* **Required task**
Find all the lines with "title" and gather them.
-- Begin --
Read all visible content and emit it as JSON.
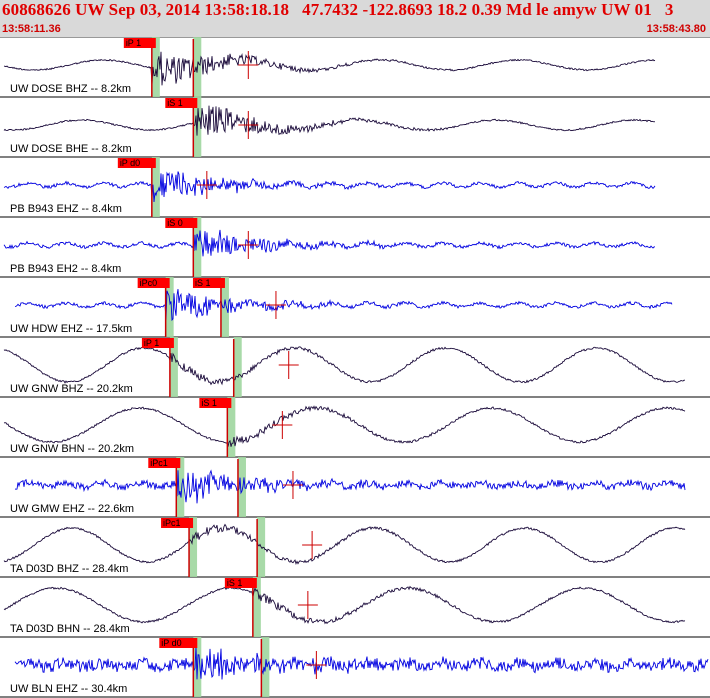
{
  "header": {
    "title": "60868626 UW Sep 03, 2014 13:58:18.18   47.7432 -122.8693 18.2 0.39 Md le amyw UW 01   3",
    "time_start": "13:58:11.36",
    "time_end": "13:58:43.80"
  },
  "colors": {
    "title": "#e00000",
    "trace_dark": "#1a0a3a",
    "trace_blue": "#0000e0",
    "pick_band": "#9ed69e",
    "pick_label_bg": "#ff0000",
    "pick_line": "#cc0000"
  },
  "chart_data": {
    "type": "line",
    "xlim": [
      "13:58:11.36",
      "13:58:43.80"
    ],
    "traces": [
      {
        "label": "UW DOSE BHZ -- 8.2km",
        "color": "dark",
        "picks": [
          {
            "label": "iP 1",
            "t": 6.95
          },
          {
            "label": "",
            "t": 8.9
          }
        ]
      },
      {
        "label": "UW DOSE BHE -- 8.2km",
        "color": "dark",
        "picks": [
          {
            "label": "iS 1",
            "t": 8.9
          }
        ]
      },
      {
        "label": "PB B943 EHZ -- 8.4km",
        "color": "blue",
        "picks": [
          {
            "label": "iP d0",
            "t": 6.95
          }
        ]
      },
      {
        "label": "PB B943 EH2 -- 8.4km",
        "color": "blue",
        "picks": [
          {
            "label": "iS 0",
            "t": 8.9
          }
        ]
      },
      {
        "label": "UW HDW EHZ -- 17.5km",
        "color": "blue",
        "picks": [
          {
            "label": "iPc0",
            "t": 7.6
          },
          {
            "label": "iS 1",
            "t": 10.2
          }
        ]
      },
      {
        "label": "UW GNW BHZ -- 20.2km",
        "color": "dark",
        "picks": [
          {
            "label": "iP 1",
            "t": 7.8
          },
          {
            "label": "",
            "t": 10.8
          }
        ]
      },
      {
        "label": "UW GNW BHN -- 20.2km",
        "color": "dark",
        "picks": [
          {
            "label": "iS 1",
            "t": 10.5
          }
        ]
      },
      {
        "label": "UW GMW EHZ -- 22.6km",
        "color": "blue",
        "picks": [
          {
            "label": "iPc1",
            "t": 8.1
          },
          {
            "label": "",
            "t": 11.0
          }
        ]
      },
      {
        "label": "TA D03D BHZ -- 28.4km",
        "color": "dark",
        "picks": [
          {
            "label": "iPc1",
            "t": 8.7
          },
          {
            "label": "",
            "t": 11.9
          }
        ]
      },
      {
        "label": "TA D03D BHN -- 28.4km",
        "color": "dark",
        "picks": [
          {
            "label": "iS 1",
            "t": 11.7
          }
        ]
      },
      {
        "label": "UW BLN EHZ -- 30.4km",
        "color": "blue",
        "picks": [
          {
            "label": "iP d0",
            "t": 8.9
          },
          {
            "label": "",
            "t": 12.1
          }
        ]
      }
    ]
  }
}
-- End --
* **Output for this exercise**
    "title": "60868626 UW Sep 03, 2014 13:58:18.18   47.7432 -122.8693 18.2 0.39 Md le amyw UW 01   3",
    "title": "#e00000",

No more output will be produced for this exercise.